Written request:
Work out how many lines in the listing below include the word "selected". Give nothing but the number.

start Supplied material

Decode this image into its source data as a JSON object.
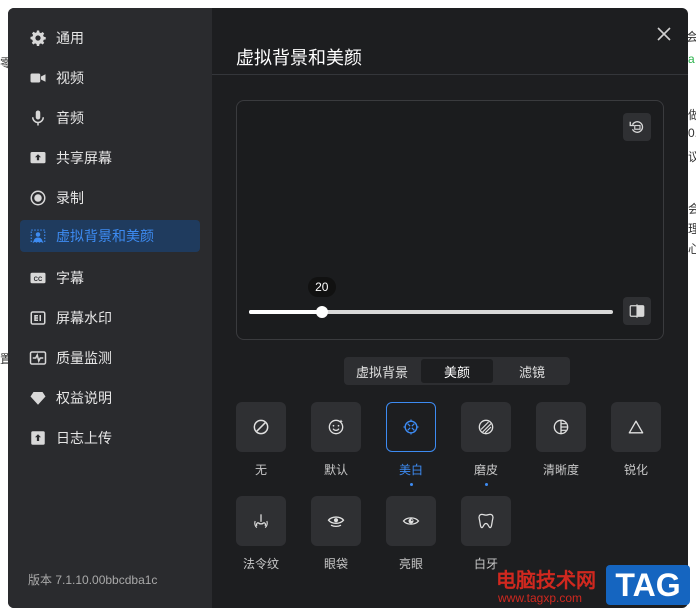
{
  "background": {
    "fragments": [
      "会议",
      "a",
      "零",
      "做",
      "0.",
      "议",
      "会",
      "理",
      "心",
      "置"
    ]
  },
  "sidebar": {
    "items": [
      {
        "label": "通用",
        "icon": "gear-icon"
      },
      {
        "label": "视频",
        "icon": "video-camera-icon"
      },
      {
        "label": "音频",
        "icon": "microphone-icon"
      },
      {
        "label": "共享屏幕",
        "icon": "share-screen-icon"
      },
      {
        "label": "录制",
        "icon": "record-icon"
      },
      {
        "label": "虚拟背景和美颜",
        "icon": "virtual-background-icon"
      },
      {
        "label": "字幕",
        "icon": "caption-icon"
      },
      {
        "label": "屏幕水印",
        "icon": "watermark-icon"
      },
      {
        "label": "质量监测",
        "icon": "pulse-icon"
      },
      {
        "label": "权益说明",
        "icon": "diamond-icon"
      },
      {
        "label": "日志上传",
        "icon": "upload-icon"
      }
    ],
    "active_index": 5,
    "version": "版本 7.1.10.00bbcdba1c"
  },
  "main": {
    "title": "虚拟背景和美颜",
    "slider": {
      "value": "20",
      "fraction": 0.2
    }
  },
  "tabs": {
    "items": [
      "虚拟背景",
      "美颜",
      "滤镜"
    ],
    "active_index": 1
  },
  "effects": [
    {
      "label": "无",
      "icon": "none-icon"
    },
    {
      "label": "默认",
      "icon": "default-face-icon"
    },
    {
      "label": "美白",
      "icon": "whitening-icon",
      "selected": true,
      "dot": true
    },
    {
      "label": "磨皮",
      "icon": "smoothing-icon",
      "dot": true
    },
    {
      "label": "清晰度",
      "icon": "clarity-icon"
    },
    {
      "label": "锐化",
      "icon": "sharpen-icon"
    },
    {
      "label": "法令纹",
      "icon": "nasolabial-icon"
    },
    {
      "label": "眼袋",
      "icon": "eye-bag-icon"
    },
    {
      "label": "亮眼",
      "icon": "bright-eye-icon"
    },
    {
      "label": "白牙",
      "icon": "tooth-icon"
    }
  ],
  "watermark": {
    "site": "电脑技术网",
    "url": "www.tagxp.com",
    "tag": "TAG"
  },
  "colors": {
    "accent": "#3d8bf2",
    "dialog_bg": "#1d1e20",
    "sidebar_bg": "#2a2b2e",
    "active_bg": "#1f3b5e"
  }
}
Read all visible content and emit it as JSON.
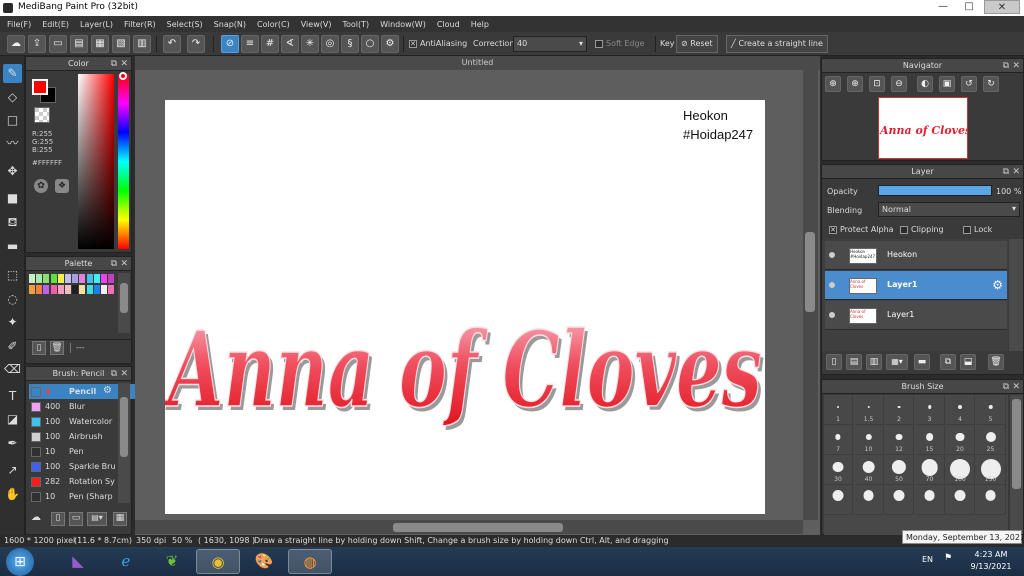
{
  "window": {
    "title": "MediBang Paint Pro (32bit)",
    "min": "—",
    "max": "□",
    "close": "✕"
  },
  "menu": [
    "File(F)",
    "Edit(E)",
    "Layer(L)",
    "Filter(R)",
    "Select(S)",
    "Snap(N)",
    "Color(C)",
    "View(V)",
    "Tool(T)",
    "Window(W)",
    "Cloud",
    "Help"
  ],
  "toolbar": {
    "antialiasing_label": "AntiAliasing",
    "correction_label": "Correction",
    "correction_value": "40",
    "soft_edge_label": "Soft Edge",
    "key_label": "Key",
    "reset_label": "Reset",
    "straight_line_label": "Create a straight line"
  },
  "color_panel": {
    "title": "Color",
    "r": "R:255",
    "g": "G:255",
    "b": "B:255",
    "hex": "#FFFFFF",
    "primary": "#ff0000",
    "secondary": "#000000"
  },
  "palette_panel": {
    "title": "Palette",
    "swatches": [
      "#c8f0c8",
      "#a8e8a8",
      "#88e070",
      "#60e040",
      "#f0f050",
      "#c0c0f0",
      "#a0a0e0",
      "#e080e0",
      "#40c0f0",
      "#40f0f0",
      "#f040f0",
      "#c040c0",
      "#f0a040",
      "#f08040",
      "#c060f0",
      "#f060a0",
      "#f0a0c0",
      "#f0c0c0",
      "#202020",
      "#f0e0a0",
      "#40e0e0",
      "#2080f0",
      "#f0f0f0",
      "#f070b0"
    ],
    "field_value": "---"
  },
  "brush_panel": {
    "title": "Brush: Pencil",
    "brushes": [
      {
        "size": "4",
        "name": "Pencil",
        "color": "#3b84c4"
      },
      {
        "size": "400",
        "name": "Blur",
        "color": "#f0a0f0"
      },
      {
        "size": "100",
        "name": "Watercolor",
        "color": "#40c0f0"
      },
      {
        "size": "100",
        "name": "Airbrush",
        "color": "#d0d0d0"
      },
      {
        "size": "10",
        "name": "Pen",
        "color": "#303030"
      },
      {
        "size": "100",
        "name": "Sparkle Bru",
        "color": "#4060f0"
      },
      {
        "size": "282",
        "name": "Rotation Sy",
        "color": "#f02020"
      },
      {
        "size": "10",
        "name": "Pen (Sharp",
        "color": "#303030"
      }
    ]
  },
  "canvas": {
    "tab_title": "Untitled",
    "credit_line1": "Heokon",
    "credit_line2": "#Hoidap247",
    "artwork_text": "Anna of Cloves"
  },
  "navigator": {
    "title": "Navigator",
    "thumb_text": "Anna of Cloves"
  },
  "layer_panel": {
    "title": "Layer",
    "opacity_label": "Opacity",
    "opacity_value": "100 %",
    "opacity_fraction": 1.0,
    "blending_label": "Blending",
    "blending_value": "Normal",
    "protect_alpha_label": "Protect Alpha",
    "clipping_label": "Clipping",
    "lock_label": "Lock",
    "layers": [
      {
        "name": "Heokon",
        "thumb": "Heokon #Hoidap247",
        "selected": false
      },
      {
        "name": "Layer1",
        "thumb": "Anna of Cloves",
        "selected": true
      },
      {
        "name": "Layer1",
        "thumb": "Anna of Cloves",
        "selected": false
      }
    ]
  },
  "brush_size_panel": {
    "title": "Brush Size",
    "sizes": [
      "1",
      "1.5",
      "2",
      "3",
      "4",
      "5",
      "7",
      "10",
      "12",
      "15",
      "20",
      "25",
      "30",
      "40",
      "50",
      "70",
      "100",
      "150",
      "",
      "",
      "",
      "",
      "",
      ""
    ]
  },
  "status": {
    "dimensions": "1600 * 1200 pixel",
    "physical": "(11.6 * 8.7cm)",
    "dpi": "350 dpi",
    "zoom": "50 %",
    "cursor": "( 1630, 1098 )",
    "hint": "Draw a straight line by holding down Shift, Change a brush size by holding down Ctrl, Alt, and dragging"
  },
  "tooltip": "Monday, September 13, 2021",
  "taskbar": {
    "lang": "EN",
    "time": "4:23 AM",
    "date": "9/13/2021"
  }
}
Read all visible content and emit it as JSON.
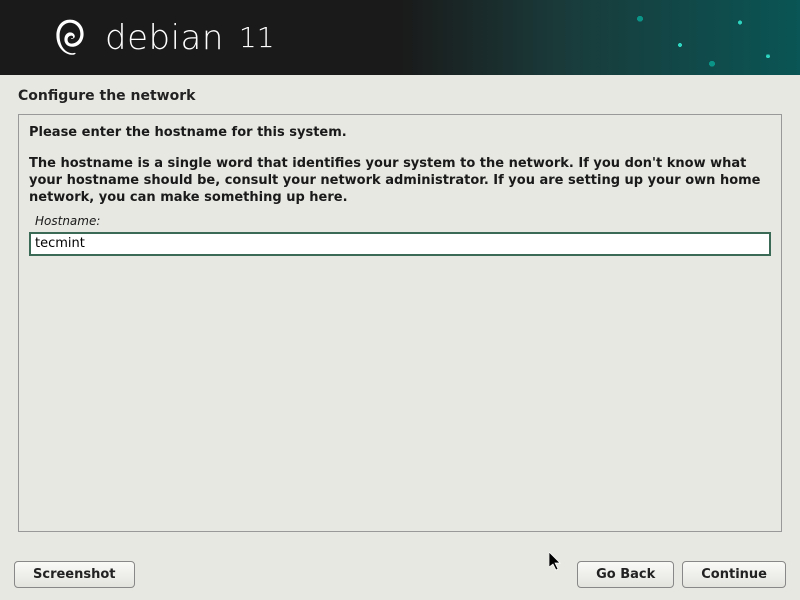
{
  "banner": {
    "brand": "debian",
    "version": "11"
  },
  "section_title": "Configure the network",
  "panel": {
    "instruction": "Please enter the hostname for this system.",
    "description": "The hostname is a single word that identifies your system to the network. If you don't know what your hostname should be, consult your network administrator. If you are setting up your own home network, you can make something up here.",
    "field_label": "Hostname:",
    "hostname_value": "tecmint"
  },
  "footer": {
    "screenshot": "Screenshot",
    "go_back": "Go Back",
    "continue": "Continue"
  }
}
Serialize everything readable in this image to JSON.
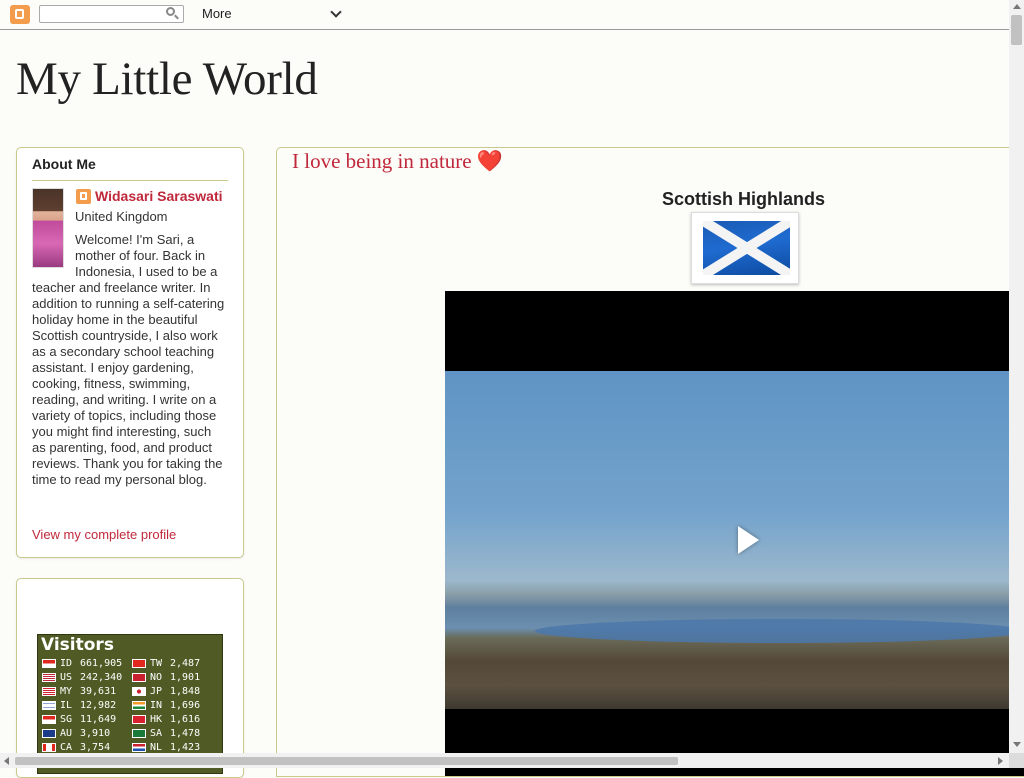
{
  "navbar": {
    "more_label": "More",
    "search_value": ""
  },
  "blog": {
    "title": "My Little World"
  },
  "about": {
    "heading": "About Me",
    "name": "Widasari Saraswati",
    "location": "United Kingdom",
    "bio": "Welcome! I'm Sari, a mother of four. Back in Indonesia, I used to be a teacher and freelance writer. In addition to running a self-catering holiday home in the beautiful Scottish countryside, I also work as a secondary school teaching assistant. I enjoy gardening, cooking, fitness, swimming, reading, and writing. I write on a variety of topics, including those you might find interesting, such as parenting, food, and product reviews. Thank you for taking the time to read my personal blog.",
    "profile_link": "View my complete profile"
  },
  "visitors": {
    "title": "Visitors",
    "left": [
      {
        "code": "ID",
        "count": "661,905"
      },
      {
        "code": "US",
        "count": "242,340"
      },
      {
        "code": "MY",
        "count": "39,631"
      },
      {
        "code": "IL",
        "count": "12,982"
      },
      {
        "code": "SG",
        "count": "11,649"
      },
      {
        "code": "AU",
        "count": "3,910"
      },
      {
        "code": "CA",
        "count": "3,754"
      }
    ],
    "right": [
      {
        "code": "TW",
        "count": "2,487"
      },
      {
        "code": "NO",
        "count": "1,901"
      },
      {
        "code": "JP",
        "count": "1,848"
      },
      {
        "code": "IN",
        "count": "1,696"
      },
      {
        "code": "HK",
        "count": "1,616"
      },
      {
        "code": "SA",
        "count": "1,478"
      },
      {
        "code": "NL",
        "count": "1,423"
      }
    ]
  },
  "post": {
    "title": "I love being in nature ❤️️️️",
    "section_heading": "Scottish Highlands"
  },
  "colors": {
    "accent": "#c0283b",
    "border": "#c9c98a",
    "blogger_orange": "#f39c4b",
    "counter_bg": "#4f5a24"
  }
}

end Supplied material

Completed task:
4